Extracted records
━━━━━━━━━━━━━━━━━━━━━━━━━━━━━━

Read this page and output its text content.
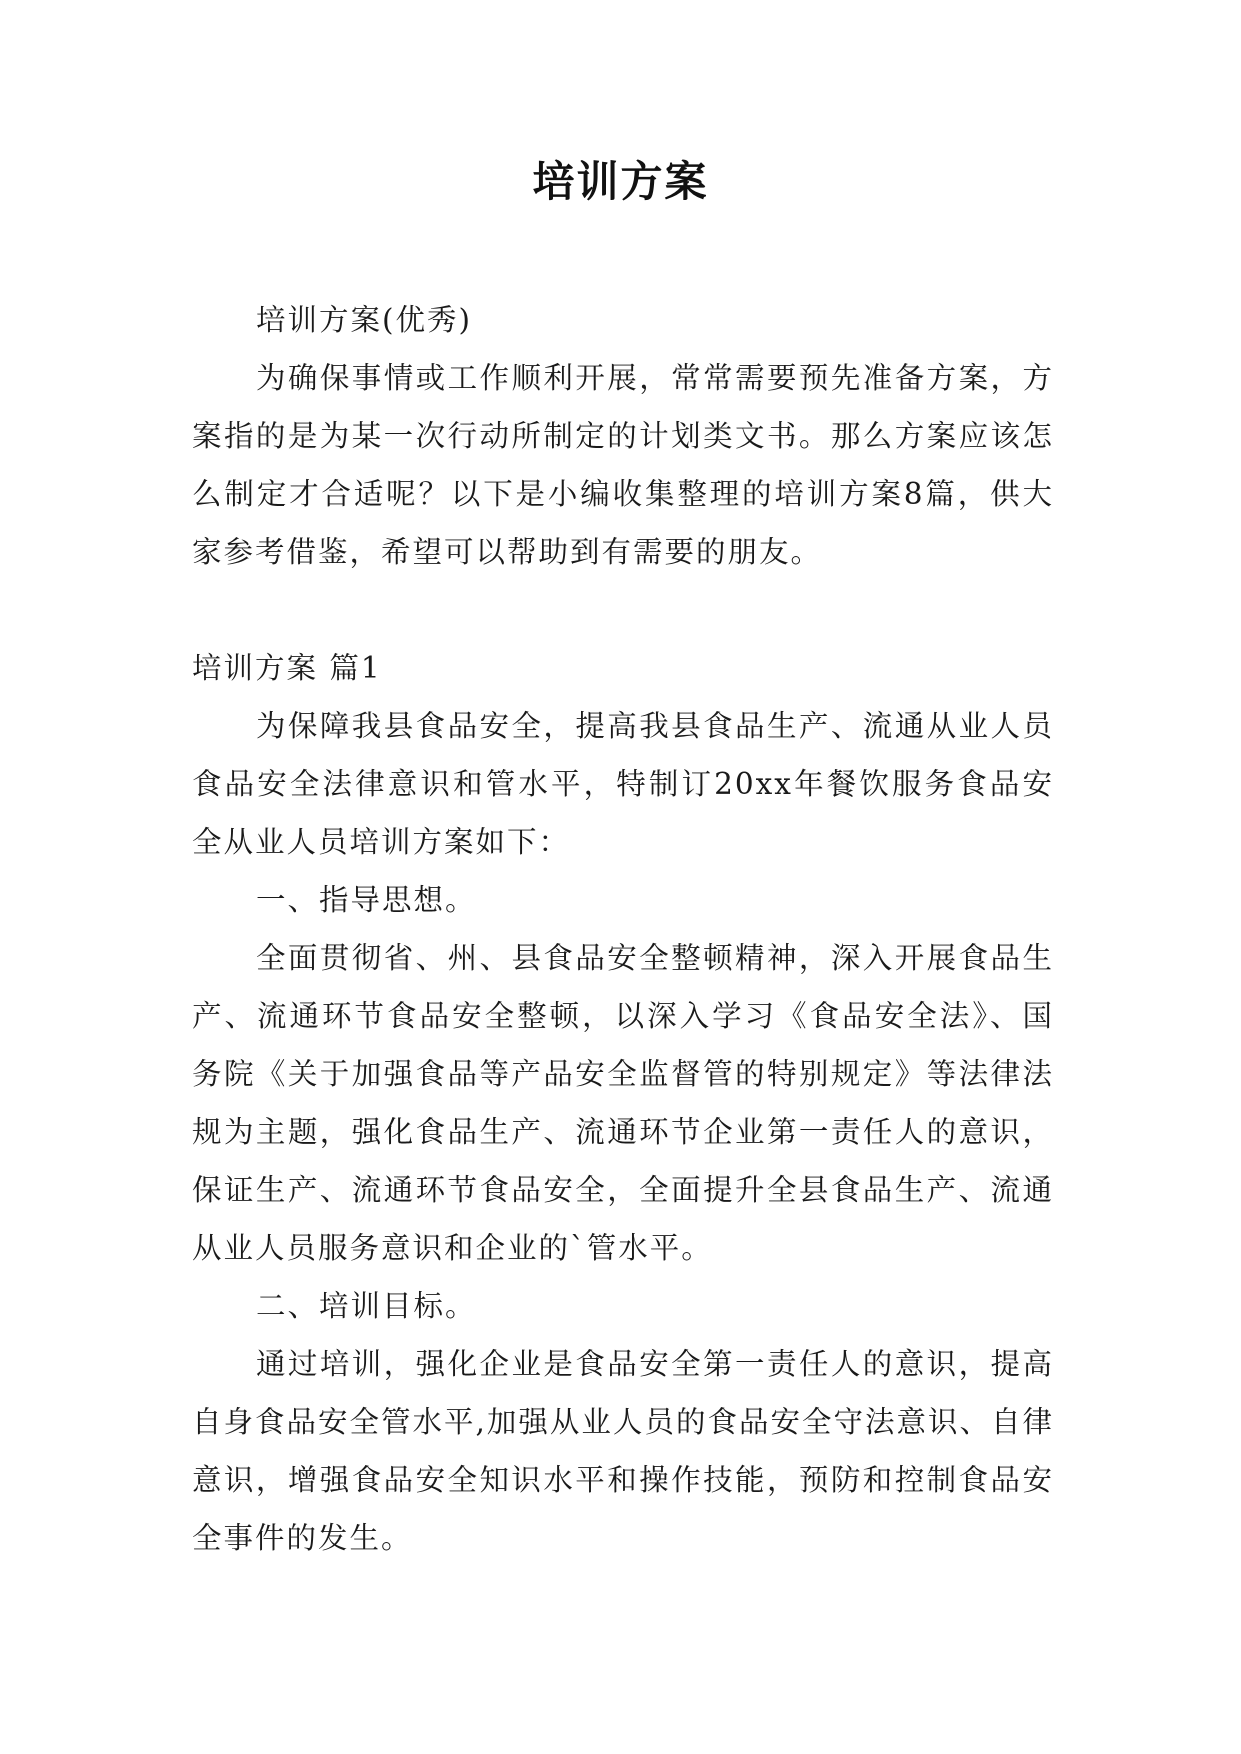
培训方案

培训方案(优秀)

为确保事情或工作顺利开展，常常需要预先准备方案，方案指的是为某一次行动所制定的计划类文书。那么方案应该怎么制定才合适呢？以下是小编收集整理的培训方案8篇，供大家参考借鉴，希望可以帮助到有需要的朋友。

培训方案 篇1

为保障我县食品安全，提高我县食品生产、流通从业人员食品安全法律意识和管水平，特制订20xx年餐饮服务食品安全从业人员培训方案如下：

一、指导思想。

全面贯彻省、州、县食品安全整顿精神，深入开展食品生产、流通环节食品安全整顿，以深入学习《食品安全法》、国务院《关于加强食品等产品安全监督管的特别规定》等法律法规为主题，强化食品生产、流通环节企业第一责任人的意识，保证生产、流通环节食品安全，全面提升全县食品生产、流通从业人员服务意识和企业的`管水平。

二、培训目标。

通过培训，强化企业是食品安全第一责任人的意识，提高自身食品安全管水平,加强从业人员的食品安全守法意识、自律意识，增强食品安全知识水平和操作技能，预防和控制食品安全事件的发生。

━━━━━━━━━━━━━━━━━━━━━━━━━━━━━━

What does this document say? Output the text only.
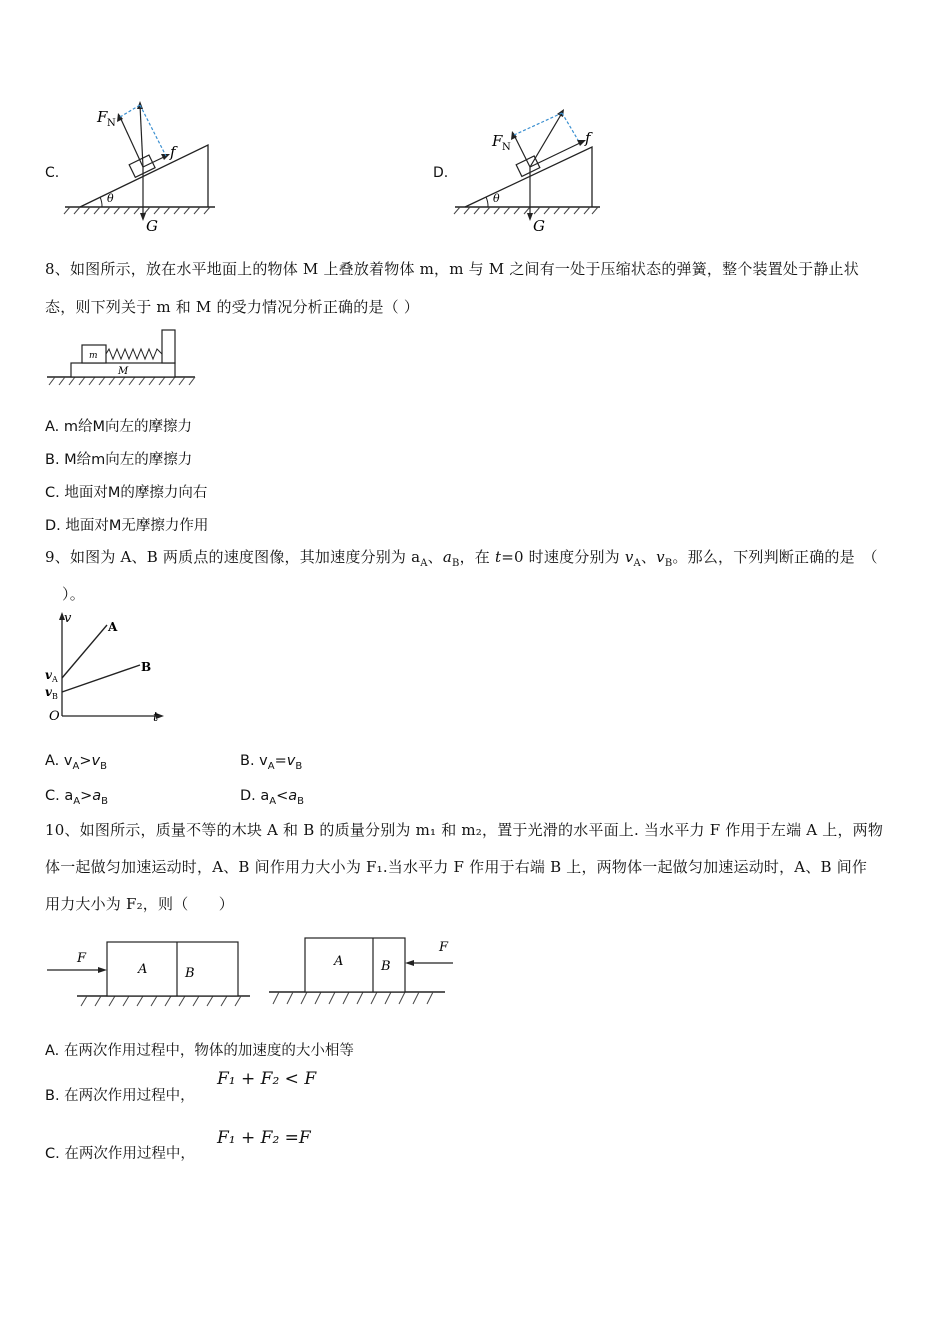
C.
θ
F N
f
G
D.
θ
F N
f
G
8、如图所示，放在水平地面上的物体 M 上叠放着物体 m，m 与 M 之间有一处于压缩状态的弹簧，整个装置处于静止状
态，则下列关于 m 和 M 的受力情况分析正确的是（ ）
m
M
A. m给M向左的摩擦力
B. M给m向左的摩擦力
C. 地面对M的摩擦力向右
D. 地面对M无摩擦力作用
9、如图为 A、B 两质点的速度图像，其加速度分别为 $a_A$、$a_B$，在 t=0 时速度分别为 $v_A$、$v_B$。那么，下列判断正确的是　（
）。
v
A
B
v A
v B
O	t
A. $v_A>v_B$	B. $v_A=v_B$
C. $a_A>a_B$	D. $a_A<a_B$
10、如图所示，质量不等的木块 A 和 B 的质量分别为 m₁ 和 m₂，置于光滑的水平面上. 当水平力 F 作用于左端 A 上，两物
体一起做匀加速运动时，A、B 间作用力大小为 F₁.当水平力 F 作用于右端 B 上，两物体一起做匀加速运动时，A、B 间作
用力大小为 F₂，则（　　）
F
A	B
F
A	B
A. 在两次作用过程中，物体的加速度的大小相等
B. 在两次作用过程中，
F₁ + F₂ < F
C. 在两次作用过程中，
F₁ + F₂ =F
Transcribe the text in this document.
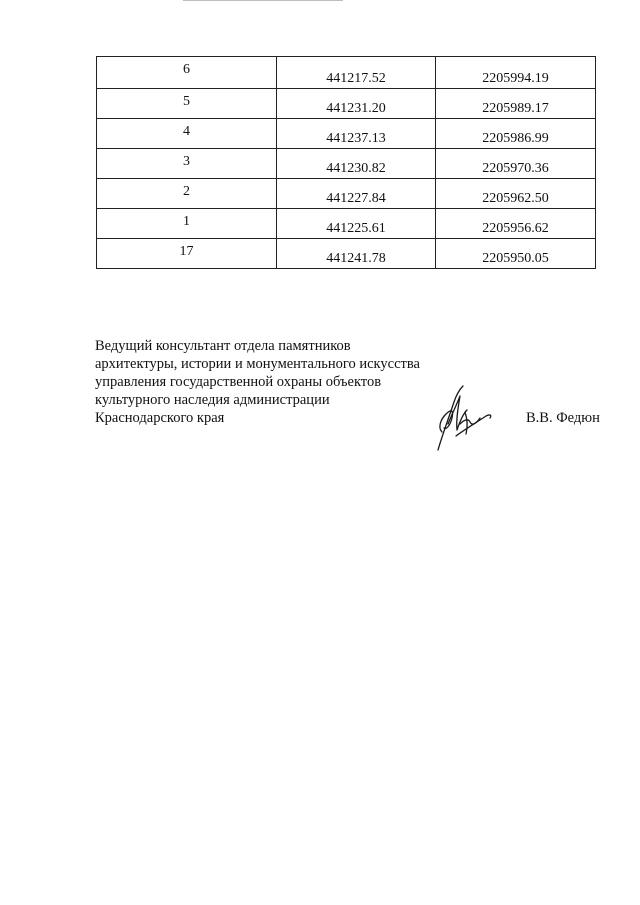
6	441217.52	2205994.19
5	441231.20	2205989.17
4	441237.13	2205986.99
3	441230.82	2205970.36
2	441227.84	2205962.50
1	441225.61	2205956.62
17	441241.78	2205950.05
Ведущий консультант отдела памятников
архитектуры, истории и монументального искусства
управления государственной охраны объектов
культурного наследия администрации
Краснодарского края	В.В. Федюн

━━━━━━━━━━━━━━━━━━━━━━━━━━━━━━

**AIM OF THE TASK:** Give only the number of lines above that hold the string "text".

**SOLVED PROBLEM:** 3